**Stated goal:**
Give an exact transcription of every line, dropping the images.

**Entries supplied:**
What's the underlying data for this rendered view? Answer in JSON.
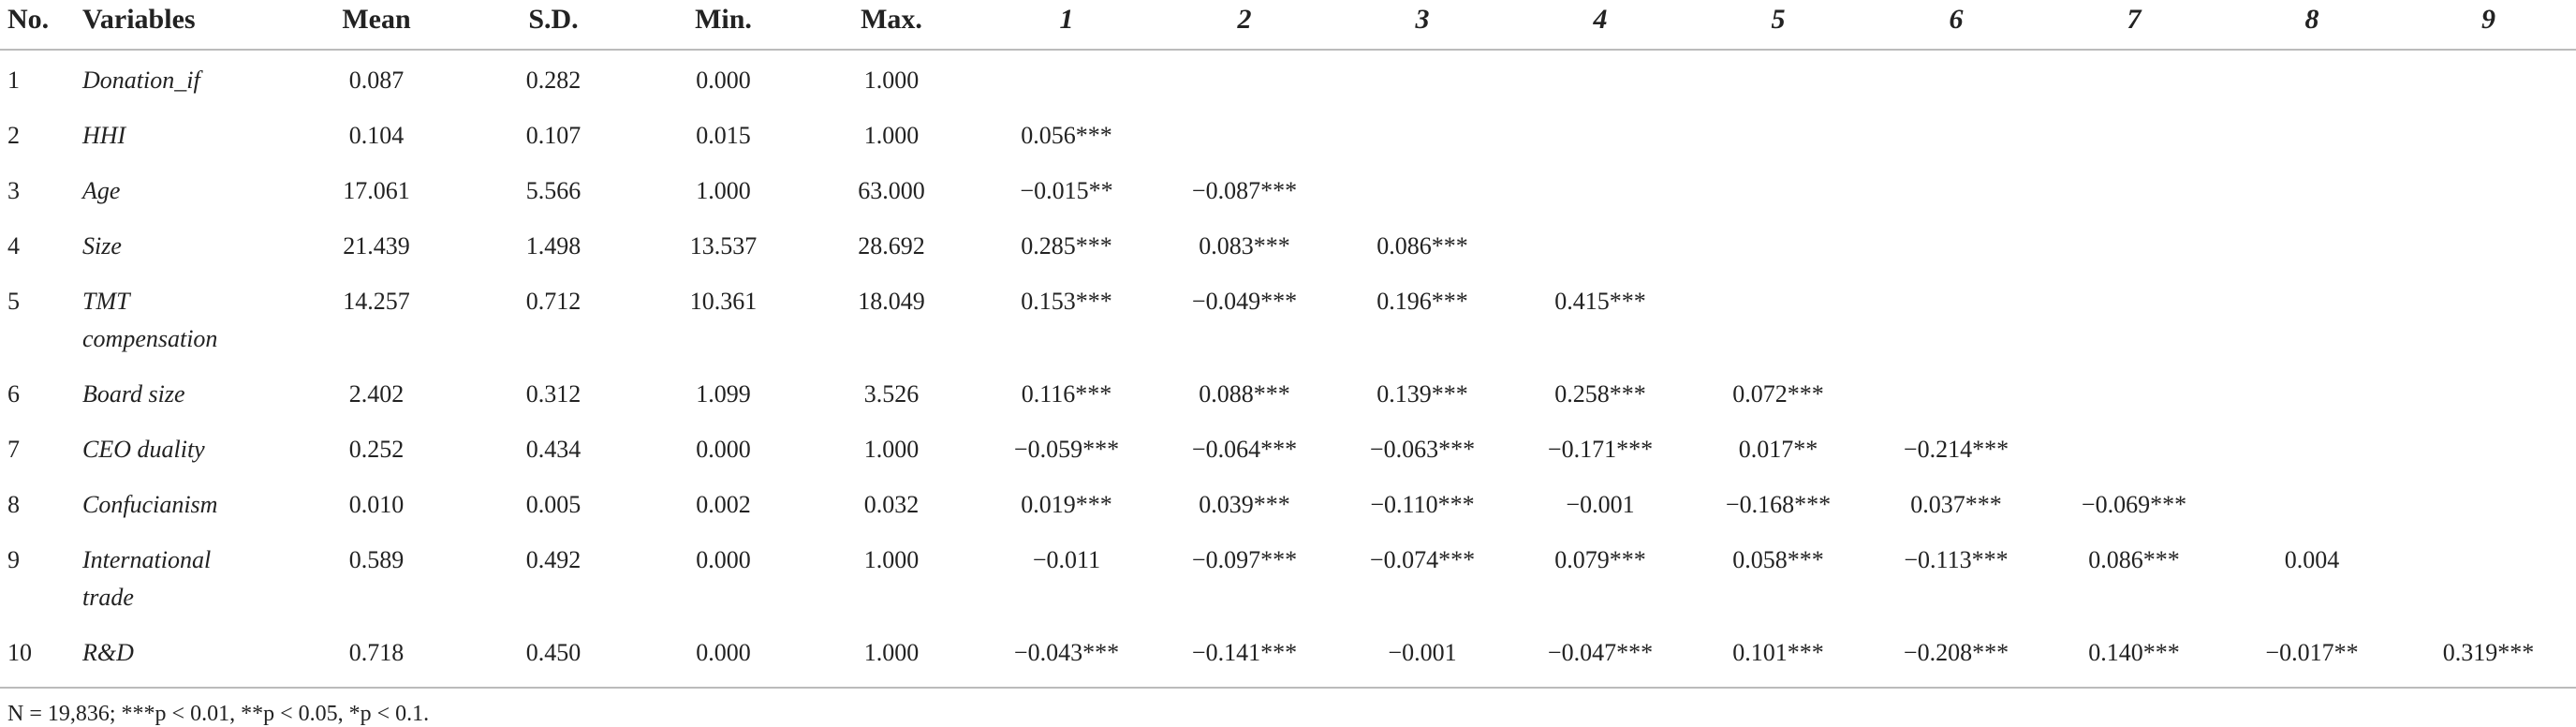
{
  "table": {
    "header": [
      "No.",
      "Variables",
      "Mean",
      "S.D.",
      "Min.",
      "Max.",
      "1",
      "2",
      "3",
      "4",
      "5",
      "6",
      "7",
      "8",
      "9"
    ],
    "rows": [
      {
        "no": "1",
        "variable": "Donation_if",
        "mean": "0.087",
        "sd": "0.282",
        "min": "0.000",
        "max": "1.000",
        "correlations": []
      },
      {
        "no": "2",
        "variable": "HHI",
        "mean": "0.104",
        "sd": "0.107",
        "min": "0.015",
        "max": "1.000",
        "correlations": [
          "0.056***"
        ]
      },
      {
        "no": "3",
        "variable": "Age",
        "mean": "17.061",
        "sd": "5.566",
        "min": "1.000",
        "max": "63.000",
        "correlations": [
          "−0.015**",
          "−0.087***"
        ]
      },
      {
        "no": "4",
        "variable": "Size",
        "mean": "21.439",
        "sd": "1.498",
        "min": "13.537",
        "max": "28.692",
        "correlations": [
          "0.285***",
          "0.083***",
          "0.086***"
        ]
      },
      {
        "no": "5",
        "variable": "TMT compensation",
        "mean": "14.257",
        "sd": "0.712",
        "min": "10.361",
        "max": "18.049",
        "correlations": [
          "0.153***",
          "−0.049***",
          "0.196***",
          "0.415***"
        ]
      },
      {
        "no": "6",
        "variable": "Board size",
        "mean": "2.402",
        "sd": "0.312",
        "min": "1.099",
        "max": "3.526",
        "correlations": [
          "0.116***",
          "0.088***",
          "0.139***",
          "0.258***",
          "0.072***"
        ]
      },
      {
        "no": "7",
        "variable": "CEO duality",
        "mean": "0.252",
        "sd": "0.434",
        "min": "0.000",
        "max": "1.000",
        "correlations": [
          "−0.059***",
          "−0.064***",
          "−0.063***",
          "−0.171***",
          "0.017**",
          "−0.214***"
        ]
      },
      {
        "no": "8",
        "variable": "Confucianism",
        "mean": "0.010",
        "sd": "0.005",
        "min": "0.002",
        "max": "0.032",
        "correlations": [
          "0.019***",
          "0.039***",
          "−0.110***",
          "−0.001",
          "−0.168***",
          "0.037***",
          "−0.069***"
        ]
      },
      {
        "no": "9",
        "variable": "International trade",
        "mean": "0.589",
        "sd": "0.492",
        "min": "0.000",
        "max": "1.000",
        "correlations": [
          "−0.011",
          "−0.097***",
          "−0.074***",
          "0.079***",
          "0.058***",
          "−0.113***",
          "0.086***",
          "0.004"
        ]
      },
      {
        "no": "10",
        "variable": "R&D",
        "mean": "0.718",
        "sd": "0.450",
        "min": "0.000",
        "max": "1.000",
        "correlations": [
          "−0.043***",
          "−0.141***",
          "−0.001",
          "−0.047***",
          "0.101***",
          "−0.208***",
          "0.140***",
          "−0.017**",
          "0.319***"
        ]
      }
    ],
    "footnote": "N = 19,836; ***p < 0.01, **p < 0.05, *p < 0.1."
  }
}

**Solution to this problem:**
What's the underlying data for this rendered view? Answer in JSON.
{
  "table": {
    "header": [
      "No.",
      "Variables",
      "Mean",
      "S.D.",
      "Min.",
      "Max.",
      "1",
      "2",
      "3",
      "4",
      "5",
      "6",
      "7",
      "8",
      "9"
    ],
    "rows": [
      {
        "no": "1",
        "variable": "Donation_if",
        "mean": "0.087",
        "sd": "0.282",
        "min": "0.000",
        "max": "1.000",
        "correlations": []
      },
      {
        "no": "2",
        "variable": "HHI",
        "mean": "0.104",
        "sd": "0.107",
        "min": "0.015",
        "max": "1.000",
        "correlations": [
          "0.056***"
        ]
      },
      {
        "no": "3",
        "variable": "Age",
        "mean": "17.061",
        "sd": "5.566",
        "min": "1.000",
        "max": "63.000",
        "correlations": [
          "−0.015**",
          "−0.087***"
        ]
      },
      {
        "no": "4",
        "variable": "Size",
        "mean": "21.439",
        "sd": "1.498",
        "min": "13.537",
        "max": "28.692",
        "correlations": [
          "0.285***",
          "0.083***",
          "0.086***"
        ]
      },
      {
        "no": "5",
        "variable": "TMT compensation",
        "mean": "14.257",
        "sd": "0.712",
        "min": "10.361",
        "max": "18.049",
        "correlations": [
          "0.153***",
          "−0.049***",
          "0.196***",
          "0.415***"
        ]
      },
      {
        "no": "6",
        "variable": "Board size",
        "mean": "2.402",
        "sd": "0.312",
        "min": "1.099",
        "max": "3.526",
        "correlations": [
          "0.116***",
          "0.088***",
          "0.139***",
          "0.258***",
          "0.072***"
        ]
      },
      {
        "no": "7",
        "variable": "CEO duality",
        "mean": "0.252",
        "sd": "0.434",
        "min": "0.000",
        "max": "1.000",
        "correlations": [
          "−0.059***",
          "−0.064***",
          "−0.063***",
          "−0.171***",
          "0.017**",
          "−0.214***"
        ]
      },
      {
        "no": "8",
        "variable": "Confucianism",
        "mean": "0.010",
        "sd": "0.005",
        "min": "0.002",
        "max": "0.032",
        "correlations": [
          "0.019***",
          "0.039***",
          "−0.110***",
          "−0.001",
          "−0.168***",
          "0.037***",
          "−0.069***"
        ]
      },
      {
        "no": "9",
        "variable": "International trade",
        "mean": "0.589",
        "sd": "0.492",
        "min": "0.000",
        "max": "1.000",
        "correlations": [
          "−0.011",
          "−0.097***",
          "−0.074***",
          "0.079***",
          "0.058***",
          "−0.113***",
          "0.086***",
          "0.004"
        ]
      },
      {
        "no": "10",
        "variable": "R&D",
        "mean": "0.718",
        "sd": "0.450",
        "min": "0.000",
        "max": "1.000",
        "correlations": [
          "−0.043***",
          "−0.141***",
          "−0.001",
          "−0.047***",
          "0.101***",
          "−0.208***",
          "0.140***",
          "−0.017**",
          "0.319***"
        ]
      }
    ],
    "footnote": "N = 19,836; ***p < 0.01, **p < 0.05, *p < 0.1."
  }
}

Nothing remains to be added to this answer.